## SUPPLIED ENTRIES
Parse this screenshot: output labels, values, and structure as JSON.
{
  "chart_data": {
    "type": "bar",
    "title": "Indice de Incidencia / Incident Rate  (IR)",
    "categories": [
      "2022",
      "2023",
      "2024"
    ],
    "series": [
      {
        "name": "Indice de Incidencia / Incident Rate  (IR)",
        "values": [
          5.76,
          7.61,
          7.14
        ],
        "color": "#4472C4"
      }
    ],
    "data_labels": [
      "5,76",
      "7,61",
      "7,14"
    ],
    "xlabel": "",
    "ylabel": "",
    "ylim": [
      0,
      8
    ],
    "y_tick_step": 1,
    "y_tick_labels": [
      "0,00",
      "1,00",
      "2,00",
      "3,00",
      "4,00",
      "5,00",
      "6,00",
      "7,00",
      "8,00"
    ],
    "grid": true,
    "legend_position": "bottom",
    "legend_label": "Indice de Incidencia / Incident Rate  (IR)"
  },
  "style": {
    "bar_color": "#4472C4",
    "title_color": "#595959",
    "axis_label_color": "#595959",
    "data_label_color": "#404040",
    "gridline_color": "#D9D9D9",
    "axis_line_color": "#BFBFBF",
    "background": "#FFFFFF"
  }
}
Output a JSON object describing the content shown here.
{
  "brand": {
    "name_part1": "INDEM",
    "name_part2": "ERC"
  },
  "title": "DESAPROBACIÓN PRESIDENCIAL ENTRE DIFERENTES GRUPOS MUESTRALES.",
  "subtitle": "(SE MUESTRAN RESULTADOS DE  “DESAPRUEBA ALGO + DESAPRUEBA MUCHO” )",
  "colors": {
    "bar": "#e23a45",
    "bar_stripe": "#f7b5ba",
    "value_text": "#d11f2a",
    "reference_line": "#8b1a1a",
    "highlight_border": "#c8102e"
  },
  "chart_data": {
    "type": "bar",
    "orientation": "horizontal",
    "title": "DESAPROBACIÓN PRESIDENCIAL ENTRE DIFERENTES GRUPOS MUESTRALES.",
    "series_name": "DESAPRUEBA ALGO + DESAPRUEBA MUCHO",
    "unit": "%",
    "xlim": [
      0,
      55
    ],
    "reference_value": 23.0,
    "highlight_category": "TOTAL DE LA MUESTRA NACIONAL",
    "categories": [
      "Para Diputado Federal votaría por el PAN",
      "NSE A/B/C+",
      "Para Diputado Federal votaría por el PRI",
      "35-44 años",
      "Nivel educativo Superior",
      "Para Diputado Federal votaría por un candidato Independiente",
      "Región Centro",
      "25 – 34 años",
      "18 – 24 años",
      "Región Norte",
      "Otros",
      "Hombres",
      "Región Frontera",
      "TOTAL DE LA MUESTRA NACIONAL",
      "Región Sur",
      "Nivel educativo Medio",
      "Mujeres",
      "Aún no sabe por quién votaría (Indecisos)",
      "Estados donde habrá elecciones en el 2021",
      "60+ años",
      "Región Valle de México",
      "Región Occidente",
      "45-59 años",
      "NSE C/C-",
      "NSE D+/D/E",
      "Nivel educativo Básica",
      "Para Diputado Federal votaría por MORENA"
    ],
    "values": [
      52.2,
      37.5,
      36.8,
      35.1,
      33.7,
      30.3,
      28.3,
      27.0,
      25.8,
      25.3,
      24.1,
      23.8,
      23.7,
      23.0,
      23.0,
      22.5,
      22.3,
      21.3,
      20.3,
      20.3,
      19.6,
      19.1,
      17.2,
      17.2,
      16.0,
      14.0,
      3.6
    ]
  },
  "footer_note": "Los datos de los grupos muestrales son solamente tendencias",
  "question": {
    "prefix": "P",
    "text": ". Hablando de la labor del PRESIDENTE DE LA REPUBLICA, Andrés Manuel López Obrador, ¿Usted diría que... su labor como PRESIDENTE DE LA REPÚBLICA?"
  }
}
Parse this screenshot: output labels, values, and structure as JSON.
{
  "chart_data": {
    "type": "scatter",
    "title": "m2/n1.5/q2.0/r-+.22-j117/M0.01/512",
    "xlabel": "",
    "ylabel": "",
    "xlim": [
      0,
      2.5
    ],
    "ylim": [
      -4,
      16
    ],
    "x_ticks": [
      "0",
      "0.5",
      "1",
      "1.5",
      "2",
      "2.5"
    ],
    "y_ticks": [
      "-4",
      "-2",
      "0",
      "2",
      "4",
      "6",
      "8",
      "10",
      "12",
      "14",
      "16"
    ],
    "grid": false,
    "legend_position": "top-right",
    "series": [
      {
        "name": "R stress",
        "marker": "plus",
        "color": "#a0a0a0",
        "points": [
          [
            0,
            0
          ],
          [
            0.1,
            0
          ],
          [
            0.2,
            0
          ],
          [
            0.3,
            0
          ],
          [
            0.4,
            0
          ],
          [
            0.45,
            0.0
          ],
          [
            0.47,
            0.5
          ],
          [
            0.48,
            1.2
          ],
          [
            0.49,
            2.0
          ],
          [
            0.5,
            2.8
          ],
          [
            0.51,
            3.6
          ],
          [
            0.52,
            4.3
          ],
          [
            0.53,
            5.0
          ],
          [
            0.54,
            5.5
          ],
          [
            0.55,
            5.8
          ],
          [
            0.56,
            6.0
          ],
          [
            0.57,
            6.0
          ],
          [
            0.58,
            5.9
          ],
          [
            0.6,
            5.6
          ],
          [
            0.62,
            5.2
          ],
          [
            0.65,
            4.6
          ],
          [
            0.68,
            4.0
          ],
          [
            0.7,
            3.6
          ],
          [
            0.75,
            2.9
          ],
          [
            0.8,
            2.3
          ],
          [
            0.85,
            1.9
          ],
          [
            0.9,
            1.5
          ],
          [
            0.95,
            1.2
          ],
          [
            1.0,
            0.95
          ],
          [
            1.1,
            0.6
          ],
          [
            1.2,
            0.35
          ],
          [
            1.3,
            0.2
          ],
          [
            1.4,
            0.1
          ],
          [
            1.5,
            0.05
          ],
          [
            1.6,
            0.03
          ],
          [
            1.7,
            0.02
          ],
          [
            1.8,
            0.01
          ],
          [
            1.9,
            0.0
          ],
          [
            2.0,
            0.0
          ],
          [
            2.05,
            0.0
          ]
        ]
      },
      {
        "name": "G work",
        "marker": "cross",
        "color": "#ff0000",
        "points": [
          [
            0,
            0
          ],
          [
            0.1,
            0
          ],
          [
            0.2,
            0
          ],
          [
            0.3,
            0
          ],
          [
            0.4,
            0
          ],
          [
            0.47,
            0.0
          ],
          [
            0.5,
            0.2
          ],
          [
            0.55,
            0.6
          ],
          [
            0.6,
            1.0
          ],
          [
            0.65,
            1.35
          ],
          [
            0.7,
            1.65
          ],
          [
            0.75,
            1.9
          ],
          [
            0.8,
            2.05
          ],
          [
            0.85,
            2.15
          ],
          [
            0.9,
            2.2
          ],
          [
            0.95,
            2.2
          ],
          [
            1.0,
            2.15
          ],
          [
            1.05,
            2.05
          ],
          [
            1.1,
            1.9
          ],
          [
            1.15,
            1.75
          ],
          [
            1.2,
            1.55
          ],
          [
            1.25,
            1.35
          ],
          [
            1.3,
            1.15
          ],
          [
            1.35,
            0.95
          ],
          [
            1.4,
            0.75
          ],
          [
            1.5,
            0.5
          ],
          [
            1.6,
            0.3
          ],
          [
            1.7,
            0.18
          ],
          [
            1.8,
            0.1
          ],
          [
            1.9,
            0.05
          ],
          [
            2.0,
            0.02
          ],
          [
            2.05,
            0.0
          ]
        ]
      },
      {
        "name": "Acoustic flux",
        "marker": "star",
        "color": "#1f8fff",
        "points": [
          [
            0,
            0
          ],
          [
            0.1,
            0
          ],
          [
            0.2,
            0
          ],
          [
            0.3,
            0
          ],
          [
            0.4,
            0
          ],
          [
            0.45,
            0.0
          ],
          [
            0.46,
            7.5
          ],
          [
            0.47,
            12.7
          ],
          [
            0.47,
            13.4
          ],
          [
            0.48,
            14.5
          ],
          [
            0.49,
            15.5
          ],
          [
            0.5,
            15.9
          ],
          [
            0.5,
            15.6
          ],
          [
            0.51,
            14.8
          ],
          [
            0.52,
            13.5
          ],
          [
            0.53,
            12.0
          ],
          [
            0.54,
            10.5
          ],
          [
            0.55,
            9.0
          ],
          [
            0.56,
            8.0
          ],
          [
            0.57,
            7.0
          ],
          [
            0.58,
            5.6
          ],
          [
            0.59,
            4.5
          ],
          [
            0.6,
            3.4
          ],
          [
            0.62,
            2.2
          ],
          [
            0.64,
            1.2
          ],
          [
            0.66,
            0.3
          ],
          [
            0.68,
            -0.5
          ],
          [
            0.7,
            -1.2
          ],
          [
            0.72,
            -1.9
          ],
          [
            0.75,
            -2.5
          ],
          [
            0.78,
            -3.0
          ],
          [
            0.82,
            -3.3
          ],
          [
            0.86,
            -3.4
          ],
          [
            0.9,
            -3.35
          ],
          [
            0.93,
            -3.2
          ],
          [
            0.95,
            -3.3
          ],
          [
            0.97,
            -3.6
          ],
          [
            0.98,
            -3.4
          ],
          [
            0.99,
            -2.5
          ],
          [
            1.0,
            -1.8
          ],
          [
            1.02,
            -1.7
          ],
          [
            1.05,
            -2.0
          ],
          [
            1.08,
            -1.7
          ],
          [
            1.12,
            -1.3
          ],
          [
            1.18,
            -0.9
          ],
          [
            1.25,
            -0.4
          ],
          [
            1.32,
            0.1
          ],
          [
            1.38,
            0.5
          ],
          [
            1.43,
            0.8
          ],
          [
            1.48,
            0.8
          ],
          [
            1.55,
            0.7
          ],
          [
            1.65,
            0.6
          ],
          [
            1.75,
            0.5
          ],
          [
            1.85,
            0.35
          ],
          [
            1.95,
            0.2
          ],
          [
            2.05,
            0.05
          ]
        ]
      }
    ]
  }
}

## EXERCISE
In the material above, find the lines that contain "Federal" and show them.

## FULL ANSWER
      "Para Diputado Federal votaría por el PAN",
      "Para Diputado Federal votaría por el PRI",
      "Para Diputado Federal votaría por un candidato Independiente",
      "Para Diputado Federal votaría por MORENA"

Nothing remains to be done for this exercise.